_Excerpt from a dataset_:
================

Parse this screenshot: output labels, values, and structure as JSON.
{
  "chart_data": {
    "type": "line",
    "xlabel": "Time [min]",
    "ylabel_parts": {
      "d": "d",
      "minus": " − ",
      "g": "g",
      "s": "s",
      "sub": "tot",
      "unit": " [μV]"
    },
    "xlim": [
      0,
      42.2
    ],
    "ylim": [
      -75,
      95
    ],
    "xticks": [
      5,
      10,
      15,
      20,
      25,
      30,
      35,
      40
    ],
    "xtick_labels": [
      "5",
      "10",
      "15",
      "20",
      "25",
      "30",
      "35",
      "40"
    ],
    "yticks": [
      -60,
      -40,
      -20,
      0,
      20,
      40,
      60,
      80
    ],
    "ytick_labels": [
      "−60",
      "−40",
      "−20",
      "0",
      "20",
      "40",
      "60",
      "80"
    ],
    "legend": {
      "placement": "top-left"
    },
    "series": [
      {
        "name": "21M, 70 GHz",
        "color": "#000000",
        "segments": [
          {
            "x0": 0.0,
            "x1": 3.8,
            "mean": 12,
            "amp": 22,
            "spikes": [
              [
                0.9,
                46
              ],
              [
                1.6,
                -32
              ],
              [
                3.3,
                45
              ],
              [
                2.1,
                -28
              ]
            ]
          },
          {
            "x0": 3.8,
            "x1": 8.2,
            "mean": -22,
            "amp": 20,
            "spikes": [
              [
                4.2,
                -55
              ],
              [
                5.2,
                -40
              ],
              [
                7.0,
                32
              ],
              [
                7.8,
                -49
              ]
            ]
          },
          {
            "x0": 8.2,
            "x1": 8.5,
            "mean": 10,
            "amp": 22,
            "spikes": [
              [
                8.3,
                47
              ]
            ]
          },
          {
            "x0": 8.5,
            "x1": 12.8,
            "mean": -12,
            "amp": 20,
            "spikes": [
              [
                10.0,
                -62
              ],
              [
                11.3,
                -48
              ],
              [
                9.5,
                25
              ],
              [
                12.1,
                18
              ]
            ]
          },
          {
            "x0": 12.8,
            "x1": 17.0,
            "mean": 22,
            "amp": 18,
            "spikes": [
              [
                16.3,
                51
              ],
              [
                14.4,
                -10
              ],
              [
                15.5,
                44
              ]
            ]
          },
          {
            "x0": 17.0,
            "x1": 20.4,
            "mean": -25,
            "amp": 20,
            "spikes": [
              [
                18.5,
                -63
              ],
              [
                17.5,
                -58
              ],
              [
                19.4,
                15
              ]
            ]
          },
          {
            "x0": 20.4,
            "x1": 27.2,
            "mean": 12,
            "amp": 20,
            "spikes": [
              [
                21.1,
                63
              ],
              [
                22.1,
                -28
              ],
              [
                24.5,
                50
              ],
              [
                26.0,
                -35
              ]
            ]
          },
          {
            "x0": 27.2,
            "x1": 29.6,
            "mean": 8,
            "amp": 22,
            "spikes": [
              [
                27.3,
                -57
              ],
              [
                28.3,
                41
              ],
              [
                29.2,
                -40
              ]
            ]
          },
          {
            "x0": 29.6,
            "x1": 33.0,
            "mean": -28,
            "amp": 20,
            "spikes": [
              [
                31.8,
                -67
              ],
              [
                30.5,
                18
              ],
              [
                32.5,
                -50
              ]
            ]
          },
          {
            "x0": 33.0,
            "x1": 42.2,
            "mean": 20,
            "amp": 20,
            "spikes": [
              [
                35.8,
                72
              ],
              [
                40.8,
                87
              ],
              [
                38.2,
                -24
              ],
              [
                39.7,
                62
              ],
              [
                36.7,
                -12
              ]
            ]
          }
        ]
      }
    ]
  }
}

================

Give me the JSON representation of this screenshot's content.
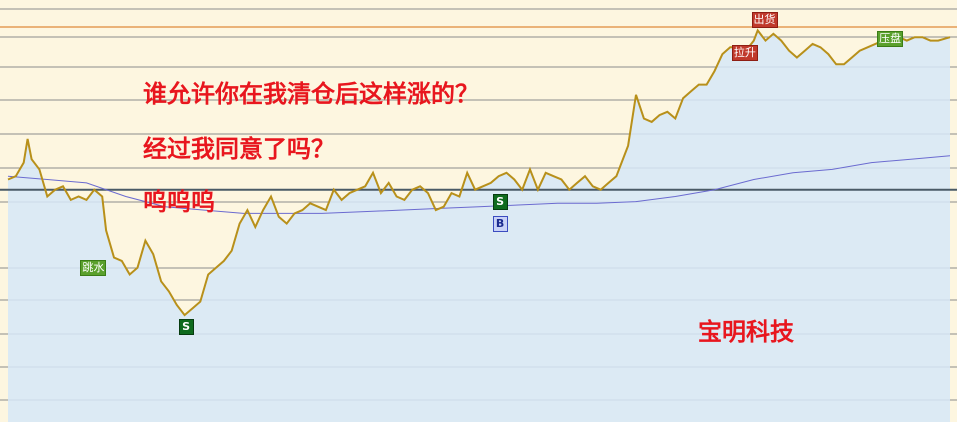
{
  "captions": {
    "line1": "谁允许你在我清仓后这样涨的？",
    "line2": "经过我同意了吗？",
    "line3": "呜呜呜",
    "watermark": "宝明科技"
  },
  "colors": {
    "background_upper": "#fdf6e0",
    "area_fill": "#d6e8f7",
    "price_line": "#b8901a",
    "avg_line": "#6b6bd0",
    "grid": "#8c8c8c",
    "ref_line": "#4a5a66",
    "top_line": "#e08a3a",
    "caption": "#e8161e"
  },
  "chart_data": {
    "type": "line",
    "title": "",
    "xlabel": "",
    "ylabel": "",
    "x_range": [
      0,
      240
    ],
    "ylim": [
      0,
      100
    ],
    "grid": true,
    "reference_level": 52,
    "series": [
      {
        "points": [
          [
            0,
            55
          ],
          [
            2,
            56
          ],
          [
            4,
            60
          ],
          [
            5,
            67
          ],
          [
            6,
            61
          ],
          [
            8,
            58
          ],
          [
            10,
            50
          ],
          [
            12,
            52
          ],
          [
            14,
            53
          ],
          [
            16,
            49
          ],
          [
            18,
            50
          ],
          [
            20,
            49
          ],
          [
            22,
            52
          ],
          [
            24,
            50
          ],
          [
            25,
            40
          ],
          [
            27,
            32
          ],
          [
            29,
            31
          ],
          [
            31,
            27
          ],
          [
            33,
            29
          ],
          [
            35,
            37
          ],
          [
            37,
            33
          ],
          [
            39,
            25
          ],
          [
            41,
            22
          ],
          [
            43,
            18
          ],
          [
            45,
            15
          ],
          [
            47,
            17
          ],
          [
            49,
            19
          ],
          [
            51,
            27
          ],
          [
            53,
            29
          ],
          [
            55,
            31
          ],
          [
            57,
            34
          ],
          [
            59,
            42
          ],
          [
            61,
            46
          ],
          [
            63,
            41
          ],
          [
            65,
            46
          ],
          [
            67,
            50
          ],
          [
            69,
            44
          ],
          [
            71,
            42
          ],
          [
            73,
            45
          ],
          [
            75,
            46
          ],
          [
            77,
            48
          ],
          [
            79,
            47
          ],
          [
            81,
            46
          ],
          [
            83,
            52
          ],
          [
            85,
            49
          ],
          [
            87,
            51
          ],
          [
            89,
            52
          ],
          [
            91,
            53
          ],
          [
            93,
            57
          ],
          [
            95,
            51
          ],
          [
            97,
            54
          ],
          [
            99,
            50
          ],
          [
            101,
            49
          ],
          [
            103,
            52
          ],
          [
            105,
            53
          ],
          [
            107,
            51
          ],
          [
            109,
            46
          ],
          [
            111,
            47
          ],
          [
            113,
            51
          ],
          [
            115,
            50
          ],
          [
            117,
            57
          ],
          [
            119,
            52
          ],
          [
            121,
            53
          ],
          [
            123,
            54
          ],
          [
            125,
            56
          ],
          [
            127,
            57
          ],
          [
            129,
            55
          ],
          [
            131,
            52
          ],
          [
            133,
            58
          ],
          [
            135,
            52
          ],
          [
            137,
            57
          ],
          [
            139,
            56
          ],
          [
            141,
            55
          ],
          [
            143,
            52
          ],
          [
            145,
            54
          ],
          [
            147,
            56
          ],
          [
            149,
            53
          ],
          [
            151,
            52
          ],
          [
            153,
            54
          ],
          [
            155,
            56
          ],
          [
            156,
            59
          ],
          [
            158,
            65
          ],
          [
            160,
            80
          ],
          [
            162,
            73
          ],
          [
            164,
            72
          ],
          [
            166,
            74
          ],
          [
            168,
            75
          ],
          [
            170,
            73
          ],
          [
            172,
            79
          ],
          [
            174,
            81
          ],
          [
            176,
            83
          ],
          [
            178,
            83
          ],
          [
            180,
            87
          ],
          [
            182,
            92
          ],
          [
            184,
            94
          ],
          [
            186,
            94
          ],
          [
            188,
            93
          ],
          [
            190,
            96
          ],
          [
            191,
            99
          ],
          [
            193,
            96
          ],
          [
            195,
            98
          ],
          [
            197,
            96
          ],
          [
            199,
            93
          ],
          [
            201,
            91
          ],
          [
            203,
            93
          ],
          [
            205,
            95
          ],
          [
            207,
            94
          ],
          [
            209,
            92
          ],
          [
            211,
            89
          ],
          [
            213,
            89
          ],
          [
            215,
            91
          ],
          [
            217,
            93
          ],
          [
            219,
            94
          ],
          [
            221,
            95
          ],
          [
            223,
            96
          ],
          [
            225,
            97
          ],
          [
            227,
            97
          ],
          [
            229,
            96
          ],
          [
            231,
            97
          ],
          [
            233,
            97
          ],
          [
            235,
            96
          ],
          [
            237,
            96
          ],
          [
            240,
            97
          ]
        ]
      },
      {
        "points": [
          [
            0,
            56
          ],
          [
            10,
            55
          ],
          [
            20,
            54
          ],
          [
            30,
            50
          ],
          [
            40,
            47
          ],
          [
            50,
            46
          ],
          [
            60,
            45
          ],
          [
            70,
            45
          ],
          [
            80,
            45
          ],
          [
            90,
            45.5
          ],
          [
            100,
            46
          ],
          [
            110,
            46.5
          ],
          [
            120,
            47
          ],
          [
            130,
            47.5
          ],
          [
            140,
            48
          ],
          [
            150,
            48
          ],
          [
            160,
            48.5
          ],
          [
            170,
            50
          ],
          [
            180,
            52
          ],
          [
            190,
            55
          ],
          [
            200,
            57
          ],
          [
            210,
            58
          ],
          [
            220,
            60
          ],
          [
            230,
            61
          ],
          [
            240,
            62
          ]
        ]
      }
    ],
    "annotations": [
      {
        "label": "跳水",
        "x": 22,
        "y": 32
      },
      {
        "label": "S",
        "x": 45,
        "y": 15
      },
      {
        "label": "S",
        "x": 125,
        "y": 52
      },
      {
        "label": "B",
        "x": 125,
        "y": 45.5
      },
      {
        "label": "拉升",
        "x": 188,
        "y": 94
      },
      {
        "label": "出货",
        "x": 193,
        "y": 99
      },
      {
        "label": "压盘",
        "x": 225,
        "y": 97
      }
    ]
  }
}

================

_Set exercise_:
Copy every line of the data that holds the string "screenshot".

_Result of the exercise_:
Parse this screenshot: output labels, values, and structure as JSON.
Give me the JSON representation of this screenshot's content.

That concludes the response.